Records from a collection

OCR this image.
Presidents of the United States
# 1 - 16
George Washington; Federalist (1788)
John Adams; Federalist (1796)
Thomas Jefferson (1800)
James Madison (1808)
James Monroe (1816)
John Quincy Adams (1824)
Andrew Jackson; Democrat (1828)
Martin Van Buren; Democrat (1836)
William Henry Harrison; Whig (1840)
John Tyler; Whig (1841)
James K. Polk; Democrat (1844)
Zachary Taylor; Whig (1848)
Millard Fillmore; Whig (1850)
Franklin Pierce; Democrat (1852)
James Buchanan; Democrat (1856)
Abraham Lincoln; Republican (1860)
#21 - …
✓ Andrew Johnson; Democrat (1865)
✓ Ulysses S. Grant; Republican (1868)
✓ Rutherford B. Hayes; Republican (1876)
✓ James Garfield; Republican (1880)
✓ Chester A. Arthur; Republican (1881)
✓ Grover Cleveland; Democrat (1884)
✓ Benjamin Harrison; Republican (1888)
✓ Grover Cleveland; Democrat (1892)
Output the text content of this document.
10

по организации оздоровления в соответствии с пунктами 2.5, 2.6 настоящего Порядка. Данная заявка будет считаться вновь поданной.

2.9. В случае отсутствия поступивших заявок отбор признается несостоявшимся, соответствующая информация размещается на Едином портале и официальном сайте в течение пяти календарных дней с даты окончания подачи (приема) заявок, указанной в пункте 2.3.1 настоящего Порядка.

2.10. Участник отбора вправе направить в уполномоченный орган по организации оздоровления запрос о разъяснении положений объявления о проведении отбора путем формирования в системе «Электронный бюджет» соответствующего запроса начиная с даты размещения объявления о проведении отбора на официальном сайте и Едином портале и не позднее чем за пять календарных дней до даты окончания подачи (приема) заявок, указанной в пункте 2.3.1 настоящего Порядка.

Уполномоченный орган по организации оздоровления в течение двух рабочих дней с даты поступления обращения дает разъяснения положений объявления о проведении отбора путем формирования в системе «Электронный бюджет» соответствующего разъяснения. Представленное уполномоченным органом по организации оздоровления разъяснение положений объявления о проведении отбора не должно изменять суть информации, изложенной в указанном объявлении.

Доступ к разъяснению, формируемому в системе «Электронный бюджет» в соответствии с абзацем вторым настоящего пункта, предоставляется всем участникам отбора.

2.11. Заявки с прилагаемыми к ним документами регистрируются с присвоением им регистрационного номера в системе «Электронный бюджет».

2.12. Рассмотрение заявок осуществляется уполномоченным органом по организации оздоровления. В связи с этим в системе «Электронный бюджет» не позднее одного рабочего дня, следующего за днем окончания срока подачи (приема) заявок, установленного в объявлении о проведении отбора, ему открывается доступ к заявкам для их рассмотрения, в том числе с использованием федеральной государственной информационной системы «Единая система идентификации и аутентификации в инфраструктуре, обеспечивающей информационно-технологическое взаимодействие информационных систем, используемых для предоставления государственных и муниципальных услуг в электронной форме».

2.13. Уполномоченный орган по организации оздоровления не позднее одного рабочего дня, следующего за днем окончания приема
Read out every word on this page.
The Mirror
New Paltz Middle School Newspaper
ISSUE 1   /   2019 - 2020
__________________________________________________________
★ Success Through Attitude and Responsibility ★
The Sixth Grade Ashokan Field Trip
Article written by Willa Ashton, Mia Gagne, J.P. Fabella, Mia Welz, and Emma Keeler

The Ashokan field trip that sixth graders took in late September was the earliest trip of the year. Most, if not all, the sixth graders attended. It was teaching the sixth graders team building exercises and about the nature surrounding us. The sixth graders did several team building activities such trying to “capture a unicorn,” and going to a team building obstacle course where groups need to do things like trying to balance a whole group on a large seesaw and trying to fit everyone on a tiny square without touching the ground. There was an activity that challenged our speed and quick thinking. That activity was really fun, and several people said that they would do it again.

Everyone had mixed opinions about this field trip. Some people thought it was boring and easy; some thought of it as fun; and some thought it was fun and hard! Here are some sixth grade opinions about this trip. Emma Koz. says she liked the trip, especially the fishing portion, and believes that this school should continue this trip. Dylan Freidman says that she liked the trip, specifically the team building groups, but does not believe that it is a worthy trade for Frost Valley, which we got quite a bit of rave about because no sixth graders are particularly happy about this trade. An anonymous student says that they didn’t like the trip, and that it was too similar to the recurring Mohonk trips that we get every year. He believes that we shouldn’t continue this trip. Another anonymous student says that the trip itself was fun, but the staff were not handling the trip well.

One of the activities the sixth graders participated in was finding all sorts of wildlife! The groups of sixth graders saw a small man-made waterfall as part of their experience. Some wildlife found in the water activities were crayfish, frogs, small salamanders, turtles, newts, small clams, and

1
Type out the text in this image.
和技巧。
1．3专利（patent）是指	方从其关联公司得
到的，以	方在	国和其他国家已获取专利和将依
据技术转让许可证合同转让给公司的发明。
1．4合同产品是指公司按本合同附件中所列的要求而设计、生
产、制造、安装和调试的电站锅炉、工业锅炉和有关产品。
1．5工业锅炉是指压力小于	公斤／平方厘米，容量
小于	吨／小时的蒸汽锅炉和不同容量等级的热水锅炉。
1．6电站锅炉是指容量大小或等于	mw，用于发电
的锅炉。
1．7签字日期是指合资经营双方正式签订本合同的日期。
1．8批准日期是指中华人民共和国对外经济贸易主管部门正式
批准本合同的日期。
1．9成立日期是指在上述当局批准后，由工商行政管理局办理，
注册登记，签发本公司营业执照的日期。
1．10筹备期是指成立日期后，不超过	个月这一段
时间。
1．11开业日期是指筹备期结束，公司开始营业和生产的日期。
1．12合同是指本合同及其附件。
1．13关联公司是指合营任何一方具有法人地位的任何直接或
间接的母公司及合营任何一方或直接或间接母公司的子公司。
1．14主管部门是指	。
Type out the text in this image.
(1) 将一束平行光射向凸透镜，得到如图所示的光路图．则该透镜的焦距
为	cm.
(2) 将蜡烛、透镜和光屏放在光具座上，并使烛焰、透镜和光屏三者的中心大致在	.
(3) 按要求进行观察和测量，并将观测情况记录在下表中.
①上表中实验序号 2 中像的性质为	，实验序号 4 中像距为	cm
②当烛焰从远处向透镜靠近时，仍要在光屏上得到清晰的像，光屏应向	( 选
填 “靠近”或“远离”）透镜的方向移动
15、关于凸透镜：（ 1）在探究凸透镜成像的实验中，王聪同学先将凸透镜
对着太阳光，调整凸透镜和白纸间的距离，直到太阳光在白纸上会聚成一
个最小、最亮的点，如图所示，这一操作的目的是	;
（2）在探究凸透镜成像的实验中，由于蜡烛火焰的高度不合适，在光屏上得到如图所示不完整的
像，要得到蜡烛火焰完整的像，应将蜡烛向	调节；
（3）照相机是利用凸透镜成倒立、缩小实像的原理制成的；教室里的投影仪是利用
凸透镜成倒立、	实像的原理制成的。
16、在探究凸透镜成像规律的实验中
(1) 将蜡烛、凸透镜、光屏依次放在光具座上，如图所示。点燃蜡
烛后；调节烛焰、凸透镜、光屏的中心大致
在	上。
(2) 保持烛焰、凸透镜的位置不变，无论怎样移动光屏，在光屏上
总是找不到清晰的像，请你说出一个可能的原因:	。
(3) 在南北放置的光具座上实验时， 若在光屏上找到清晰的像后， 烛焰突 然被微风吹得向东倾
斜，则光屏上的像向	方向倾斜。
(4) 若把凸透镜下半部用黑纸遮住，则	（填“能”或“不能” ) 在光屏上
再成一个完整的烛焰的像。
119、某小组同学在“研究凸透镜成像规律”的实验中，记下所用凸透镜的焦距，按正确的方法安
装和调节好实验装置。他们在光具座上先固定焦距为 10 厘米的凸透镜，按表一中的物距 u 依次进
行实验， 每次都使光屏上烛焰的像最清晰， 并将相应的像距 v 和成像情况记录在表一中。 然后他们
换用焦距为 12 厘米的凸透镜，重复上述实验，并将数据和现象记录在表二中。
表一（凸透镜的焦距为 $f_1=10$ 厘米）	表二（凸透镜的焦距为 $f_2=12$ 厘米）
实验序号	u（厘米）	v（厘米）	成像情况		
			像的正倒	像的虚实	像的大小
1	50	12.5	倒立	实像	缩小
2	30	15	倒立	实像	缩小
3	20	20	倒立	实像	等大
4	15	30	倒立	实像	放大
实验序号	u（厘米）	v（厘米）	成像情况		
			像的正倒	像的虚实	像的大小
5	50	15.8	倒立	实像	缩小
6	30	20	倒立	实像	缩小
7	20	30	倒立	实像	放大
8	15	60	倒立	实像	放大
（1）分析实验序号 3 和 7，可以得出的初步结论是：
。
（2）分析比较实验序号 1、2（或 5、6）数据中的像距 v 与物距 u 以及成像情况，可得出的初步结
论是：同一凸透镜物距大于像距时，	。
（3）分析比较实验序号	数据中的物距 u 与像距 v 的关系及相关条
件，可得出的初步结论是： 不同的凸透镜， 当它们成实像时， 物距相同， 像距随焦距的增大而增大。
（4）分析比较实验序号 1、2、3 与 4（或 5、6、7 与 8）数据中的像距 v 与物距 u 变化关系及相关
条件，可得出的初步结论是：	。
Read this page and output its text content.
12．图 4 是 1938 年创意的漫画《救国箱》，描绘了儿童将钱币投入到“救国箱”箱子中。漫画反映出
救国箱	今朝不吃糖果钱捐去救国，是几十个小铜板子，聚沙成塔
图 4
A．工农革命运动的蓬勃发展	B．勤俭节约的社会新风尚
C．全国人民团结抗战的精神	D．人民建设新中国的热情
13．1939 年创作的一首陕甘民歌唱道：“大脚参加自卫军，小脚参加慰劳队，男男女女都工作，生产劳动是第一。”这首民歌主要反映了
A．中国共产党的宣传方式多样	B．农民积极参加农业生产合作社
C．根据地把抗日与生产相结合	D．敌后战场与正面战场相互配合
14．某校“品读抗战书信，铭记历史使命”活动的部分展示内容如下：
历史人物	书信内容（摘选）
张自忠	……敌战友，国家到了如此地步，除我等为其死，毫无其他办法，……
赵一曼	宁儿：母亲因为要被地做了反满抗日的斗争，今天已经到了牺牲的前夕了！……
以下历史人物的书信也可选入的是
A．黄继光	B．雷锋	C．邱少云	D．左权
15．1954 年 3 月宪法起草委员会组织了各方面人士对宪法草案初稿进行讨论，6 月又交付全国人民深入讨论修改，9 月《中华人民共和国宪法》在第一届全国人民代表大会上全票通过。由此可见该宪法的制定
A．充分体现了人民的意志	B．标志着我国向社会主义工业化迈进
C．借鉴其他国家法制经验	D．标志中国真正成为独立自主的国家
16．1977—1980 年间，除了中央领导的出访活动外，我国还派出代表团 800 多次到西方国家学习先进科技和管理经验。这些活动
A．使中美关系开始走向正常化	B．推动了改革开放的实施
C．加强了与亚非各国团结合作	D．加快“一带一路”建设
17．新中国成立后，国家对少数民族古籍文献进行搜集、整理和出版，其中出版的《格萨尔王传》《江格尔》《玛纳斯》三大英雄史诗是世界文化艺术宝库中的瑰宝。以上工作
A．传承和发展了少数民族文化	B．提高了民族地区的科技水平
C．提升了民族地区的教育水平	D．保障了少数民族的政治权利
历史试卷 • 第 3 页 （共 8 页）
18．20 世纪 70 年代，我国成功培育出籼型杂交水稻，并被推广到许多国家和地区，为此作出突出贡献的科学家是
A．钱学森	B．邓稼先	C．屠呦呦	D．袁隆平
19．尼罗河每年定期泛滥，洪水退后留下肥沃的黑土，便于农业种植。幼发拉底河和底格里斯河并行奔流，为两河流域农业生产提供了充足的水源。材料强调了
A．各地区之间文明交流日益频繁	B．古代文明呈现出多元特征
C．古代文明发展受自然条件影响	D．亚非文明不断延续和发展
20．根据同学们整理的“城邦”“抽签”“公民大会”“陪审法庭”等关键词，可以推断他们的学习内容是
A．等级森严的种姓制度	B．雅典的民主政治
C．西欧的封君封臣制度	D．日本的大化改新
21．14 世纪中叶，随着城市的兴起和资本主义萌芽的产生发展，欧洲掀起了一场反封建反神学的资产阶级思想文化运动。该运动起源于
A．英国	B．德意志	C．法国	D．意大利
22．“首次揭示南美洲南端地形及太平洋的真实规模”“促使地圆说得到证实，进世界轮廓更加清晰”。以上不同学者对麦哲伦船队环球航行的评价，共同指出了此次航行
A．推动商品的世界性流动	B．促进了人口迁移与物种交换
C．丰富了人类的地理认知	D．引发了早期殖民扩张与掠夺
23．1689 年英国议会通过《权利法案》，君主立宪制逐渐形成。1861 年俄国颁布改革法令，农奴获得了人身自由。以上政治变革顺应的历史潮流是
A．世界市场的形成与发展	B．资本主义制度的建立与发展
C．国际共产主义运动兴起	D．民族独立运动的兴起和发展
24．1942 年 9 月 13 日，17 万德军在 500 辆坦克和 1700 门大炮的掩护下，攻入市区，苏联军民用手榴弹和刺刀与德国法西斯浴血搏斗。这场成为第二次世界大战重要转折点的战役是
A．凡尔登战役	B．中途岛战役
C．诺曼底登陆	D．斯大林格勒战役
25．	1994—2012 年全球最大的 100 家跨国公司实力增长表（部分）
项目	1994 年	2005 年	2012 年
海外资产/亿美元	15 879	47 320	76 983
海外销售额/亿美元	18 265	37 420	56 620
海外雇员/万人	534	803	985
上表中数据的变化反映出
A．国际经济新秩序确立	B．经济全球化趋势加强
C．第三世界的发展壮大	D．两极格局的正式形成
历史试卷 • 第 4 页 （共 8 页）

• **WHAT IS NEEDED**
Gather and return every line that holds the string "днем".

• **CORRECT RESPONSE**
2.12. Рассмотрение заявок осуществляется уполномоченным органом по организации оздоровления. В связи с этим в системе «Электронный бюджет» не позднее одного рабочего дня, следующего за днем окончания срока подачи (приема) заявок, установленного в объявлении о проведении отбора, ему открывается доступ к заявкам для их рассмотрения, в том числе с использованием федеральной государственной информационной системы «Единая система идентификации и аутентификации в инфраструктуре, обеспечивающей информационно-технологическое взаимодействие информационных систем, используемых для предоставления государственных и муниципальных услуг в электронной форме».
2.13. Уполномоченный орган по организации оздоровления не позднее одного рабочего дня, следующего за днем окончания приема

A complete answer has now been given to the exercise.